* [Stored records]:
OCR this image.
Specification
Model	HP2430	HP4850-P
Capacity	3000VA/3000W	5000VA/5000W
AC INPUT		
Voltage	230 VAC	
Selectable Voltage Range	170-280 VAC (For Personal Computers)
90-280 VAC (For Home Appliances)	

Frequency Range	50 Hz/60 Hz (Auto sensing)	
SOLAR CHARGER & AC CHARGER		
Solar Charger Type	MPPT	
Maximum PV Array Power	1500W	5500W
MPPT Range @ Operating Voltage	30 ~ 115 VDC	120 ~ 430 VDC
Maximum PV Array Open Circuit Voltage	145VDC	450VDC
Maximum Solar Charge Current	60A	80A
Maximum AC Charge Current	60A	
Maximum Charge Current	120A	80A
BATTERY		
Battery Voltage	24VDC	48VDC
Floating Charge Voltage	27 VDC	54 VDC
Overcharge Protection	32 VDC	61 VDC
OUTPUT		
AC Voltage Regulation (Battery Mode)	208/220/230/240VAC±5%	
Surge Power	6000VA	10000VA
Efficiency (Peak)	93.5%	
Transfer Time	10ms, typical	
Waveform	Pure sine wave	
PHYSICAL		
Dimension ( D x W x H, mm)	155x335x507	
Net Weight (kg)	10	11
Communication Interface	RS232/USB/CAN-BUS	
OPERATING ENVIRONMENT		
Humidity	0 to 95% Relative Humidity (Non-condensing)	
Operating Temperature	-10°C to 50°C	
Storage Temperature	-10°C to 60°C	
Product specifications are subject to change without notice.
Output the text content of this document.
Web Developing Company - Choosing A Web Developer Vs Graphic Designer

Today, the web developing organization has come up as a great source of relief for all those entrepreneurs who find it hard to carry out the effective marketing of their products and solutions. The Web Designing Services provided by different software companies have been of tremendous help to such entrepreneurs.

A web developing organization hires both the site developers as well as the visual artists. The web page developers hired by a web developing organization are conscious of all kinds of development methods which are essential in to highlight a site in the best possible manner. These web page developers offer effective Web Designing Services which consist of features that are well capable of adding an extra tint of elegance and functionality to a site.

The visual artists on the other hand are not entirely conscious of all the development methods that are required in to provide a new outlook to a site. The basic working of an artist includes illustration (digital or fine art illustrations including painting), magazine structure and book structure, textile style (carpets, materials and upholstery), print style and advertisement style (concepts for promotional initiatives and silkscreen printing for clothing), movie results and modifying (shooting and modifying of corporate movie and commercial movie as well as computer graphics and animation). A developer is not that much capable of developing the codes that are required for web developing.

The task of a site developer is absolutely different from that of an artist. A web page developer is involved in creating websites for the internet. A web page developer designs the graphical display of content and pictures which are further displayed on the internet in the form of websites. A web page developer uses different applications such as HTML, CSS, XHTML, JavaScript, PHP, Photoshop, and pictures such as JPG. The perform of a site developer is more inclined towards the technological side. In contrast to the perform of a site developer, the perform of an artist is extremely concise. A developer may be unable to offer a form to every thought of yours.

* [Goal]: Return the material in full, exactly as shown.

* [Response to the exercise]:
OCR this image.
Specification
Model	HP2430	HP4850-P
Capacity	3000VA/3000W	5000VA/5000W
AC INPUT		
Voltage	230 VAC	
Selectable Voltage Range	170-280 VAC (For Personal Computers)
90-280 VAC (For Home Appliances)	

Frequency Range	50 Hz/60 Hz (Auto sensing)	
SOLAR CHARGER & AC CHARGER		
Solar Charger Type	MPPT	
Maximum PV Array Power	1500W	5500W
MPPT Range @ Operating Voltage	30 ~ 115 VDC	120 ~ 430 VDC
Maximum PV Array Open Circuit Voltage	145VDC	450VDC
Maximum Solar Charge Current	60A	80A
Maximum AC Charge Current	60A	
Maximum Charge Current	120A	80A
BATTERY		
Battery Voltage	24VDC	48VDC
Floating Charge Voltage	27 VDC	54 VDC
Overcharge Protection	32 VDC	61 VDC
OUTPUT		
AC Voltage Regulation (Battery Mode)	208/220/230/240VAC±5%	
Surge Power	6000VA	10000VA
Efficiency (Peak)	93.5%	
Transfer Time	10ms, typical	
Waveform	Pure sine wave	
PHYSICAL		
Dimension ( D x W x H, mm)	155x335x507	
Net Weight (kg)	10	11
Communication Interface	RS232/USB/CAN-BUS	
OPERATING ENVIRONMENT		
Humidity	0 to 95% Relative Humidity (Non-condensing)	
Operating Temperature	-10°C to 50°C	
Storage Temperature	-10°C to 60°C	
Product specifications are subject to change without notice.
Output the text content of this document.
Web Developing Company - Choosing A Web Developer Vs Graphic Designer

Today, the web developing organization has come up as a great source of relief for all those entrepreneurs who find it hard to carry out the effective marketing of their products and solutions. The Web Designing Services provided by different software companies have been of tremendous help to such entrepreneurs.

A web developing organization hires both the site developers as well as the visual artists. The web page developers hired by a web developing organization are conscious of all kinds of development methods which are essential in to highlight a site in the best possible manner. These web page developers offer effective Web Designing Services which consist of features that are well capable of adding an extra tint of elegance and functionality to a site.

The visual artists on the other hand are not entirely conscious of all the development methods that are required in to provide a new outlook to a site. The basic working of an artist includes illustration (digital or fine art illustrations including painting), magazine structure and book structure, textile style (carpets, materials and upholstery), print style and advertisement style (concepts for promotional initiatives and silkscreen printing for clothing), movie results and modifying (shooting and modifying of corporate movie and commercial movie as well as computer graphics and animation). A developer is not that much capable of developing the codes that are required for web developing.

The task of a site developer is absolutely different from that of an artist. A web page developer is involved in creating websites for the internet. A web page developer designs the graphical display of content and pictures which are further displayed on the internet in the form of websites. A web page developer uses different applications such as HTML, CSS, XHTML, JavaScript, PHP, Photoshop, and pictures such as JPG. The perform of a site developer is more inclined towards the technological side. In contrast to the perform of a site developer, the perform of an artist is extremely concise. A developer may be unable to offer a form to every thought of yours.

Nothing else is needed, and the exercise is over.